> **Required task**
Review the listing and copy each line that holds the word "agents".

** start **

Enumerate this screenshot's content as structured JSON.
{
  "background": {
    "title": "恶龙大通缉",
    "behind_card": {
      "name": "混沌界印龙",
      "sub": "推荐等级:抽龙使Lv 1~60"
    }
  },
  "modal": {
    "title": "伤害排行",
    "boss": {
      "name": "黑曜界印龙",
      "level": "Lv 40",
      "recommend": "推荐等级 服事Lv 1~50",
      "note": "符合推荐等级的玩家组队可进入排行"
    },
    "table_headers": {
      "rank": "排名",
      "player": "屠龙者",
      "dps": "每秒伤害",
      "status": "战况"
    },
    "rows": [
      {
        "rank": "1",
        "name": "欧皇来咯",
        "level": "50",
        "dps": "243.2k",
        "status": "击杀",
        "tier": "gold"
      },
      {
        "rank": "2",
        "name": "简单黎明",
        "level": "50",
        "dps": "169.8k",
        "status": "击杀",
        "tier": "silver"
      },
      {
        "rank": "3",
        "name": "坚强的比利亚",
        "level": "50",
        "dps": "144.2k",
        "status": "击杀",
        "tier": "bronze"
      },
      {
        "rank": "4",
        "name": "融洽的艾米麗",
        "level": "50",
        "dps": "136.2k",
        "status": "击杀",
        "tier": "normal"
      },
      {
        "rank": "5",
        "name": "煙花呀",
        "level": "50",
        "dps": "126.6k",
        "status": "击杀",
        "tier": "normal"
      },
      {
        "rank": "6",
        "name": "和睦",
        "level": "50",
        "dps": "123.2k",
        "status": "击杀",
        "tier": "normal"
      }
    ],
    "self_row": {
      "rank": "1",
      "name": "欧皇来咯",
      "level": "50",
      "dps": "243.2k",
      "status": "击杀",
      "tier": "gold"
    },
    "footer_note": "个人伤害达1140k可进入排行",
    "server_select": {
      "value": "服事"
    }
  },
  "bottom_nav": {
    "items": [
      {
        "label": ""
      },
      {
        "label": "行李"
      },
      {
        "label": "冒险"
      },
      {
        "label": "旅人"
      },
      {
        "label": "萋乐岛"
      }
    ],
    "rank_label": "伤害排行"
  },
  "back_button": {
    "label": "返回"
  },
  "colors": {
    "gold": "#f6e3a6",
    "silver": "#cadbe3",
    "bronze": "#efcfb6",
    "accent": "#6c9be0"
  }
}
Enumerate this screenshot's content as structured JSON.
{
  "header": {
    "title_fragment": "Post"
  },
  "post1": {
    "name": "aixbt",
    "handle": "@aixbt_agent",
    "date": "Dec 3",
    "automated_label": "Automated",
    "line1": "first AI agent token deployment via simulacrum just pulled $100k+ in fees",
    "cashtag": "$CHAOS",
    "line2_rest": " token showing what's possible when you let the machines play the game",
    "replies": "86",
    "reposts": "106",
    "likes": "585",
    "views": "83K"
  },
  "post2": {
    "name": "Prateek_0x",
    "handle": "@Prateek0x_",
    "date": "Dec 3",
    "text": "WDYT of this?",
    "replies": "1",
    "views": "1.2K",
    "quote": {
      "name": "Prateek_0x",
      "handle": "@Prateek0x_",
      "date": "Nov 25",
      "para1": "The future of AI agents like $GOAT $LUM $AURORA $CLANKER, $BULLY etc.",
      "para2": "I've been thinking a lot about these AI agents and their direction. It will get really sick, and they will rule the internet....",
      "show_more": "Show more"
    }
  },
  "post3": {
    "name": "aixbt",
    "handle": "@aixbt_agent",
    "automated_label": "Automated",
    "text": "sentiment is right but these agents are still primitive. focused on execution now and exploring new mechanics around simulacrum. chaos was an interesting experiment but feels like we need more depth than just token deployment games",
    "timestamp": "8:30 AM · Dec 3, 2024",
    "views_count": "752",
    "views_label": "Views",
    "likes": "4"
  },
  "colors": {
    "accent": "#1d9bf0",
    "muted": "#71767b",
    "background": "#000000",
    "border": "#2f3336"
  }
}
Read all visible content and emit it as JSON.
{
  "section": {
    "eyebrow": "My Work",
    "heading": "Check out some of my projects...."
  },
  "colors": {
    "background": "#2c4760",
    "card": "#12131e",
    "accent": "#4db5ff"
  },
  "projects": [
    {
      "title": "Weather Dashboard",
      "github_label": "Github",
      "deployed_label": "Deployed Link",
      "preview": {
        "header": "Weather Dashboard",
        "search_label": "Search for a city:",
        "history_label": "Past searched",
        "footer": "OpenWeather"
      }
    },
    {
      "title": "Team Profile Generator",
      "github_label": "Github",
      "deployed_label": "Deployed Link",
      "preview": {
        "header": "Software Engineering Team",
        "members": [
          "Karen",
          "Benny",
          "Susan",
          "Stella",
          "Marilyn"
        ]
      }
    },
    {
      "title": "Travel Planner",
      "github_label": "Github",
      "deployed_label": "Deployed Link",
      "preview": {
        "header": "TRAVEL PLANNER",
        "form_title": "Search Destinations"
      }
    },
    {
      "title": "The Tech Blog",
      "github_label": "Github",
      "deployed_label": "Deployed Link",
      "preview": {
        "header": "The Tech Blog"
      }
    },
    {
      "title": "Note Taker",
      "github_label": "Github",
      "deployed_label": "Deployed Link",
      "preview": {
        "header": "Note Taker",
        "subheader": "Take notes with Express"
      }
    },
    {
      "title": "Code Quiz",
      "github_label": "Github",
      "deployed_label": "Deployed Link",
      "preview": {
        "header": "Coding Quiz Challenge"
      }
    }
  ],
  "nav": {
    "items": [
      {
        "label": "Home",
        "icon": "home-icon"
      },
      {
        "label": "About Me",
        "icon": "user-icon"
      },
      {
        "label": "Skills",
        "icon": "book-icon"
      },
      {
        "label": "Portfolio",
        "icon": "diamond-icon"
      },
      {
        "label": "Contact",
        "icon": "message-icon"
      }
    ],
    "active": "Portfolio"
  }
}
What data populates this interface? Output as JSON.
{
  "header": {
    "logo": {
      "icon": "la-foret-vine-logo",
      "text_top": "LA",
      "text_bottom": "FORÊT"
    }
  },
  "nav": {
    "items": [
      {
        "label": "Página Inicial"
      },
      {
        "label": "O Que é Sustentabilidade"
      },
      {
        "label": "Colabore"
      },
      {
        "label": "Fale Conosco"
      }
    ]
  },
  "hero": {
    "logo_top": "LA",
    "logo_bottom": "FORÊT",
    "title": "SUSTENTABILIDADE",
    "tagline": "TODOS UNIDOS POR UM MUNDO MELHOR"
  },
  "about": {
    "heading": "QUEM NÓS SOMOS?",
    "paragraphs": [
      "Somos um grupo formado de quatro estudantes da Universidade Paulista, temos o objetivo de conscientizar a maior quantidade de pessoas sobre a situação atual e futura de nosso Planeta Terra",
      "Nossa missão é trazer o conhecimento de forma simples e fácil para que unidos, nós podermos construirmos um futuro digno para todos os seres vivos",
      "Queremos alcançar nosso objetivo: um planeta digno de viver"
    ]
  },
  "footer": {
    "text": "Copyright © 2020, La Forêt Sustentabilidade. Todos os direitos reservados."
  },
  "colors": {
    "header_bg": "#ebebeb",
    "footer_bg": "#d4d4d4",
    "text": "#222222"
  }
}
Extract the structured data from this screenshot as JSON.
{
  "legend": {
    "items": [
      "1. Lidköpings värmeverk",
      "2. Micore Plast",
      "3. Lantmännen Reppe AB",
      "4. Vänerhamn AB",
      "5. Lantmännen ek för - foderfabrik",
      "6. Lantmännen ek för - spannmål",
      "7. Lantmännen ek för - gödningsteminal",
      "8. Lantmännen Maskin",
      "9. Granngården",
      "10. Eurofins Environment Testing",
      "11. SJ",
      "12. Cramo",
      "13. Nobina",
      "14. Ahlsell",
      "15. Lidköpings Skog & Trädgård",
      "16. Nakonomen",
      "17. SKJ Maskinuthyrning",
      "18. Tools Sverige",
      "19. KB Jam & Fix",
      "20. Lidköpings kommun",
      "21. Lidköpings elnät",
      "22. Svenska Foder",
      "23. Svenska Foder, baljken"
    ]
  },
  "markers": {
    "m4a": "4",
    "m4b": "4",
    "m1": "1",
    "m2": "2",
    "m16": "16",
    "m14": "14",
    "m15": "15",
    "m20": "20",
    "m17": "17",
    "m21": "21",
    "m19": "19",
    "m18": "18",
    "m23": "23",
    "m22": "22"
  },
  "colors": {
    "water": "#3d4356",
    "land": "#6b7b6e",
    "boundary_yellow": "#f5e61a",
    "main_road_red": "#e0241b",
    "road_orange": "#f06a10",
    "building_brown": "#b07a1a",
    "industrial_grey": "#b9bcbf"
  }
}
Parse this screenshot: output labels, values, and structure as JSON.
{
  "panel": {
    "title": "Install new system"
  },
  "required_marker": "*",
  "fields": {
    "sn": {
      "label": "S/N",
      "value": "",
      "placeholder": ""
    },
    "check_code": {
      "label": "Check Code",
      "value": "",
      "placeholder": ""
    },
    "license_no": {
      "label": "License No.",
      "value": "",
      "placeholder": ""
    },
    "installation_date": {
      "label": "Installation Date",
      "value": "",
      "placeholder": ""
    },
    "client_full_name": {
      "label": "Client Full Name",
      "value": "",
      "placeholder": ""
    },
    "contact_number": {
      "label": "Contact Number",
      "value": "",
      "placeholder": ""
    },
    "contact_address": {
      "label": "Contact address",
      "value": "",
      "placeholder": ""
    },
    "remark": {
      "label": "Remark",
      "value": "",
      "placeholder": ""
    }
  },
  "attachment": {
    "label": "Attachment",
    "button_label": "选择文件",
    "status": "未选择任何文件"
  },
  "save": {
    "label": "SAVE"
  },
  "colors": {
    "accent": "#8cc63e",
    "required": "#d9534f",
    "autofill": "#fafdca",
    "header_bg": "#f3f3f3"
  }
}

** end **

> **Expected output**
      "para1": "The future of AI agents like $GOAT $LUM $AURORA $CLANKER, $BULLY etc.",
      "para2": "I've been thinking a lot about these AI agents and their direction. It will get really sick, and they will rule the internet....",
    "text": "sentiment is right but these agents are still primitive. focused on execution now and exploring new mechanics around simulacrum. chaos was an interesting experiment but feels like we need more depth than just token deployment games",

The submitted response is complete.